*What is being asked*. Transcribe the listing that follows in full, omitting pictures.

==== Rows ====

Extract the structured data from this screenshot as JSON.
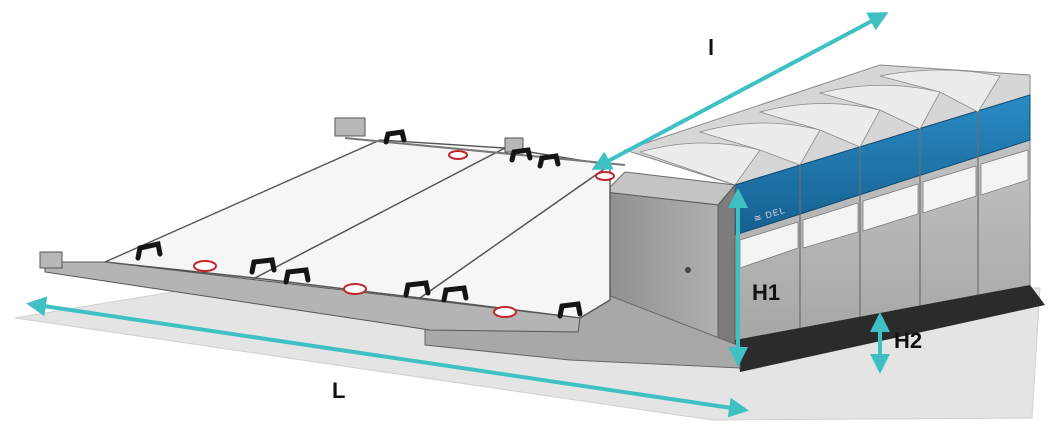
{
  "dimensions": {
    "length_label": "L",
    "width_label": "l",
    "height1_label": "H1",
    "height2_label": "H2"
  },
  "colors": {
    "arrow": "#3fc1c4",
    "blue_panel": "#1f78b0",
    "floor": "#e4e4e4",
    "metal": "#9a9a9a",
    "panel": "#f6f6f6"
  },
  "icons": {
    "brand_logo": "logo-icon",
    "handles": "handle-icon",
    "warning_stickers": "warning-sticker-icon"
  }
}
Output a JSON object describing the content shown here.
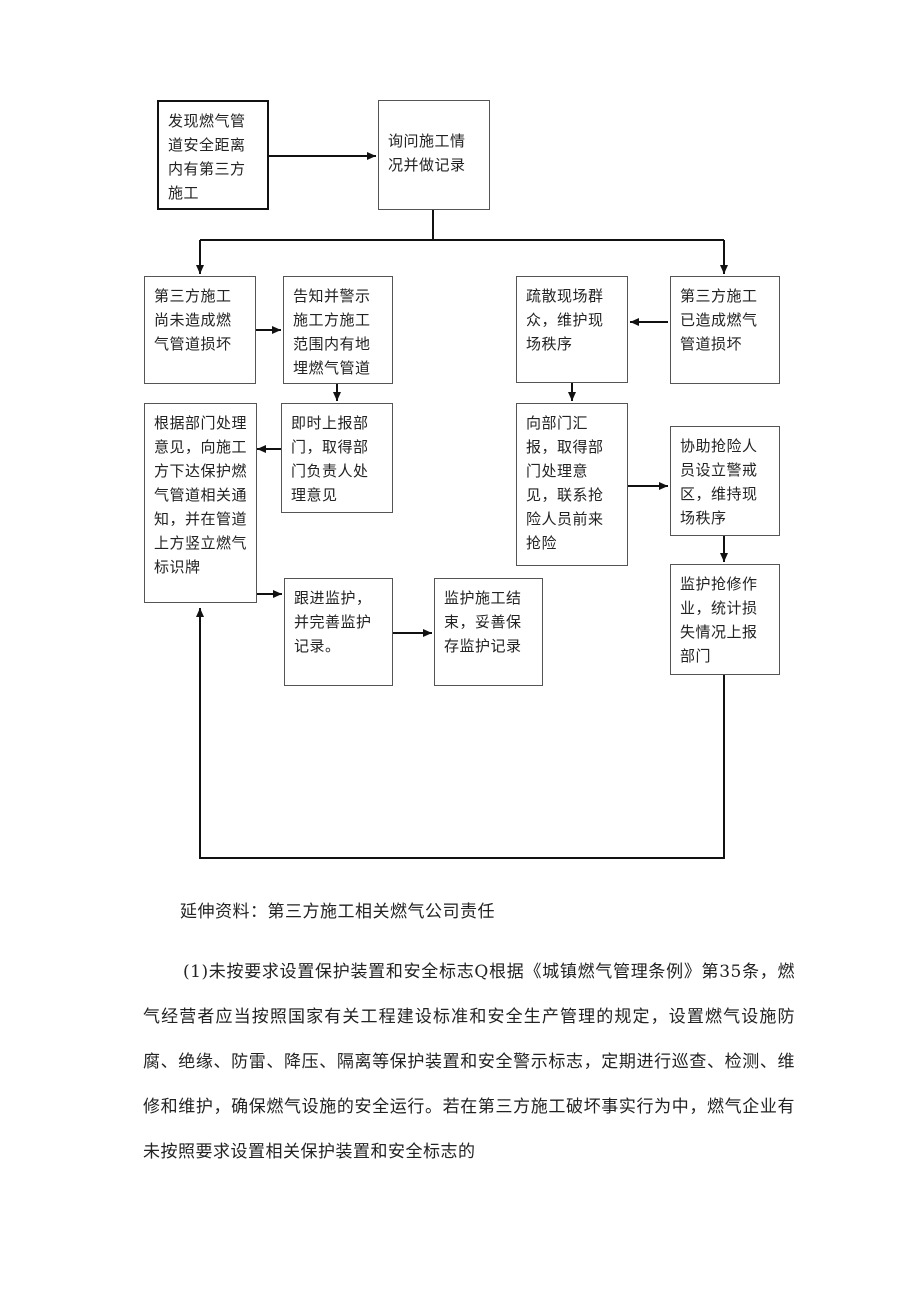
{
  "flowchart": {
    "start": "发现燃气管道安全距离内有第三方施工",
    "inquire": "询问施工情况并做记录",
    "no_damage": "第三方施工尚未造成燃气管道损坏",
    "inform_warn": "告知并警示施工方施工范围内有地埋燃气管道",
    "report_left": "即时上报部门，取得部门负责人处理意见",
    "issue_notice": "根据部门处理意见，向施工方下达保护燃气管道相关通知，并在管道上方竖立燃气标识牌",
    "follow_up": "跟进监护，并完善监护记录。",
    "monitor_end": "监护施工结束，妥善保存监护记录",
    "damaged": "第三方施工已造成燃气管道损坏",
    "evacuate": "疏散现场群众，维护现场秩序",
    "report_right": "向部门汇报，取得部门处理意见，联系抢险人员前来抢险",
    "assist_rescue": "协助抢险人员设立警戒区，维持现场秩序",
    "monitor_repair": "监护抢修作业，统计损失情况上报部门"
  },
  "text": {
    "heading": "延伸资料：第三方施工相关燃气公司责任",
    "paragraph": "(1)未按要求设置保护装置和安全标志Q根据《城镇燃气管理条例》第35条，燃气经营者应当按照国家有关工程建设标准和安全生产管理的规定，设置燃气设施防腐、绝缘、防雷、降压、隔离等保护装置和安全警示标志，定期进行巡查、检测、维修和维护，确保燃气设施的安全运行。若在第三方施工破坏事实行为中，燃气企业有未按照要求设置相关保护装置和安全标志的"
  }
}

====

*Answer below*.
Extract the structured data from this screenshot as JSON.
{
  "dimensions": {
    "length_label": "L",
    "width_label": "l",
    "height1_label": "H1",
    "height2_label": "H2"
  },
  "colors": {
    "arrow": "#3fc1c4",
    "blue_panel": "#1f78b0",
    "floor": "#e4e4e4",
    "metal": "#9a9a9a",
    "panel": "#f6f6f6"
  },
  "icons": {
    "brand_logo": "logo-icon",
    "handles": "handle-icon",
    "warning_stickers": "warning-sticker-icon"
  }
}
Output a JSON object describing the content shown here.
{
  "flowchart": {
    "start": "发现燃气管道安全距离内有第三方施工",
    "inquire": "询问施工情况并做记录",
    "no_damage": "第三方施工尚未造成燃气管道损坏",
    "inform_warn": "告知并警示施工方施工范围内有地埋燃气管道",
    "report_left": "即时上报部门，取得部门负责人处理意见",
    "issue_notice": "根据部门处理意见，向施工方下达保护燃气管道相关通知，并在管道上方竖立燃气标识牌",
    "follow_up": "跟进监护，并完善监护记录。",
    "monitor_end": "监护施工结束，妥善保存监护记录",
    "damaged": "第三方施工已造成燃气管道损坏",
    "evacuate": "疏散现场群众，维护现场秩序",
    "report_right": "向部门汇报，取得部门处理意见，联系抢险人员前来抢险",
    "assist_rescue": "协助抢险人员设立警戒区，维持现场秩序",
    "monitor_repair": "监护抢修作业，统计损失情况上报部门"
  },
  "text": {
    "heading": "延伸资料：第三方施工相关燃气公司责任",
    "paragraph": "(1)未按要求设置保护装置和安全标志Q根据《城镇燃气管理条例》第35条，燃气经营者应当按照国家有关工程建设标准和安全生产管理的规定，设置燃气设施防腐、绝缘、防雷、降压、隔离等保护装置和安全警示标志，定期进行巡查、检测、维修和维护，确保燃气设施的安全运行。若在第三方施工破坏事实行为中，燃气企业有未按照要求设置相关保护装置和安全标志的"
  }
}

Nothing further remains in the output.